_BRIEF_.
Give the stretch from the start of the material through the line containing "bookmark-label: Projects - HPT" as a Markdown table with the columns Row and Line. Number each line in Row and leave out any blank lines.
--- BEGIN RECORDS PROVIDED ---
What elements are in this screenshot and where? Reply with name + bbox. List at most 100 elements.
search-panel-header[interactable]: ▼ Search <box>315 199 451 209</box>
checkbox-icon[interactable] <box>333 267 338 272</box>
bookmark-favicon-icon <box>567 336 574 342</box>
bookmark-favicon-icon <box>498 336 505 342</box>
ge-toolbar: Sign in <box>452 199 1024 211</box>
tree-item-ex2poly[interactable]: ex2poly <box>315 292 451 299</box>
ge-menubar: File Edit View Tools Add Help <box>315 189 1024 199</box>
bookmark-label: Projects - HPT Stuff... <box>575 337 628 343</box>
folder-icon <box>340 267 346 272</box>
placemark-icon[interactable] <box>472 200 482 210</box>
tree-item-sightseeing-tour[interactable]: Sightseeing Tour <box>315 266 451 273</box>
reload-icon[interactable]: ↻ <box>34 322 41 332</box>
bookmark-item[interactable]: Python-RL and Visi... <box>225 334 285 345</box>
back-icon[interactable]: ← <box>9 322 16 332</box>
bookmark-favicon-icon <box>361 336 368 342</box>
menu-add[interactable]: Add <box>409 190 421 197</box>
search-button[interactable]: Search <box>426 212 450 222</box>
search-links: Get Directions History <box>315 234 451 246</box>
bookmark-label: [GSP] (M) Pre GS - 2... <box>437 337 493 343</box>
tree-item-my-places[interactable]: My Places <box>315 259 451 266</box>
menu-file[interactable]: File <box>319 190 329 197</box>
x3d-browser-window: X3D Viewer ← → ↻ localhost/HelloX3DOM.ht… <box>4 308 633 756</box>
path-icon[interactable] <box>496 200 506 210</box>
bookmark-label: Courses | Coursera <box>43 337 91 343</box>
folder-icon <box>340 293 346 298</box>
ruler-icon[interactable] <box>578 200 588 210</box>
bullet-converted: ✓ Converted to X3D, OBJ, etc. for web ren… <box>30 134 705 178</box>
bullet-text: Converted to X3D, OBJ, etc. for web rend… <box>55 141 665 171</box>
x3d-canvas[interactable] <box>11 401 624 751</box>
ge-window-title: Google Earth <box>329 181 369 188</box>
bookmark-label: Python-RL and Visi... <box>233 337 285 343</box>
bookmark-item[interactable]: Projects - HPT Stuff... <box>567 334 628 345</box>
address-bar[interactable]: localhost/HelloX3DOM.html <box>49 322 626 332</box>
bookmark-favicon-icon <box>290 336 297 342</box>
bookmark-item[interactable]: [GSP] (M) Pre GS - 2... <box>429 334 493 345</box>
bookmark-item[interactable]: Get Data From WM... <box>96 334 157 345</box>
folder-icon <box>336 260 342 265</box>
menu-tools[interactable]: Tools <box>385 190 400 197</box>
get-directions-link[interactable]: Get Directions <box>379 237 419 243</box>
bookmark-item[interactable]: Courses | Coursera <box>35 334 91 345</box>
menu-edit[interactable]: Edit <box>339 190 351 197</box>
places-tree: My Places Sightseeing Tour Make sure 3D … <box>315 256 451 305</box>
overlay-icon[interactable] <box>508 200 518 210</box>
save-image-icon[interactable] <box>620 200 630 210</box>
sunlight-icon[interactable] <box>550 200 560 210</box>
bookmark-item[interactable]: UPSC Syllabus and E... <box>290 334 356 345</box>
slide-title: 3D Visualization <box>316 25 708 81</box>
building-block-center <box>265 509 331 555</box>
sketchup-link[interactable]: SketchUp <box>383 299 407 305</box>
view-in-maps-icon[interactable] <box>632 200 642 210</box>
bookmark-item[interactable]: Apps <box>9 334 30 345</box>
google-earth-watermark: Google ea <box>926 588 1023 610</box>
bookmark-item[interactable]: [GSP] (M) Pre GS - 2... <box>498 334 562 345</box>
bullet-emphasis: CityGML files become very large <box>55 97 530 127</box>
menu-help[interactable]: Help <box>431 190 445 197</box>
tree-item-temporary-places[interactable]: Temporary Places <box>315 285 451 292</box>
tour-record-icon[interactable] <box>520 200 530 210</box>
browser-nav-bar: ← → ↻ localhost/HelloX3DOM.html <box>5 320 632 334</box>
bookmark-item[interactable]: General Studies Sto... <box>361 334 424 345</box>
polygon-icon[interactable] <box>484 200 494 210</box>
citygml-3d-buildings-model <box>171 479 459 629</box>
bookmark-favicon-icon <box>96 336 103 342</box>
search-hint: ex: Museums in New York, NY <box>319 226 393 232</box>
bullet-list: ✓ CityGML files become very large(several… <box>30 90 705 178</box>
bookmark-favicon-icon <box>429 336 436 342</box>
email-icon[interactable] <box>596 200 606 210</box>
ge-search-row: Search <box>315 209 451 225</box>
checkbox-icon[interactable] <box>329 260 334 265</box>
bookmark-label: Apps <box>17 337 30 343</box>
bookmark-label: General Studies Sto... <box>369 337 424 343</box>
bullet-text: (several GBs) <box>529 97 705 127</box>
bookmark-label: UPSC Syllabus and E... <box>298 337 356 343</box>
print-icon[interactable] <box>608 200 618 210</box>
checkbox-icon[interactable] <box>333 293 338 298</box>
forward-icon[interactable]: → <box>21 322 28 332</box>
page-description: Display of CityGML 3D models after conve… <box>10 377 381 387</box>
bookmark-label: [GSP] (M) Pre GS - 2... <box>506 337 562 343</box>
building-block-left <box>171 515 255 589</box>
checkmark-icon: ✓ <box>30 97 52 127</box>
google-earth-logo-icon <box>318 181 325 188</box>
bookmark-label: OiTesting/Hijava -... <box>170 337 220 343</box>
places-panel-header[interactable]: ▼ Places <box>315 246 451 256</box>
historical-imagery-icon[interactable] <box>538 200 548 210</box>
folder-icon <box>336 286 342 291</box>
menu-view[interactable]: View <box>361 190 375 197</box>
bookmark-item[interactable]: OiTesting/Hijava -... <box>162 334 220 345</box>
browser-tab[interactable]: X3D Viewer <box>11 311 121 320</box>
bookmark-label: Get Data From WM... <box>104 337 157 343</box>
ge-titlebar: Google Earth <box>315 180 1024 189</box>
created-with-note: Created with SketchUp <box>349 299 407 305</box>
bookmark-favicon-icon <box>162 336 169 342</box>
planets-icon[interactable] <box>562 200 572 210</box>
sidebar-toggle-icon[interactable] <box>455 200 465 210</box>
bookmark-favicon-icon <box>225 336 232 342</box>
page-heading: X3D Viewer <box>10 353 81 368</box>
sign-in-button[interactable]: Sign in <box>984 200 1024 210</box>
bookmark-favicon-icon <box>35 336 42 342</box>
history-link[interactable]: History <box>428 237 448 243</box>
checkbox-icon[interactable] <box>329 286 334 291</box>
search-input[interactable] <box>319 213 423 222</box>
--- END RECORDS PROVIDED ---
_OUTPUT_.
| Row | Line |
|---|---|
| 1 | What elements are in this screenshot and where? Reply with name + bbox. List at most 100 elements. |
| 2 | search-panel-header[interactable]: ▼ Search <box>315 199 451 209</box> |
| 3 | checkbox-icon[interactable] <box>333 267 338 272</box> |
| 4 | bookmark-favicon-icon <box>567 336 574 342</box> |
| 5 | bookmark-favicon-icon <box>498 336 505 342</box> |
| 6 | ge-toolbar: Sign in <box>452 199 1024 211</box> |
| 7 | tree-item-ex2poly[interactable]: ex2poly <box>315 292 451 299</box> |
| 8 | ge-menubar: File Edit View Tools Add Help <box>315 189 1024 199</box> |
| 9 | bookmark-label: Projects - HPT Stuff... <box>575 337 628 343</box> |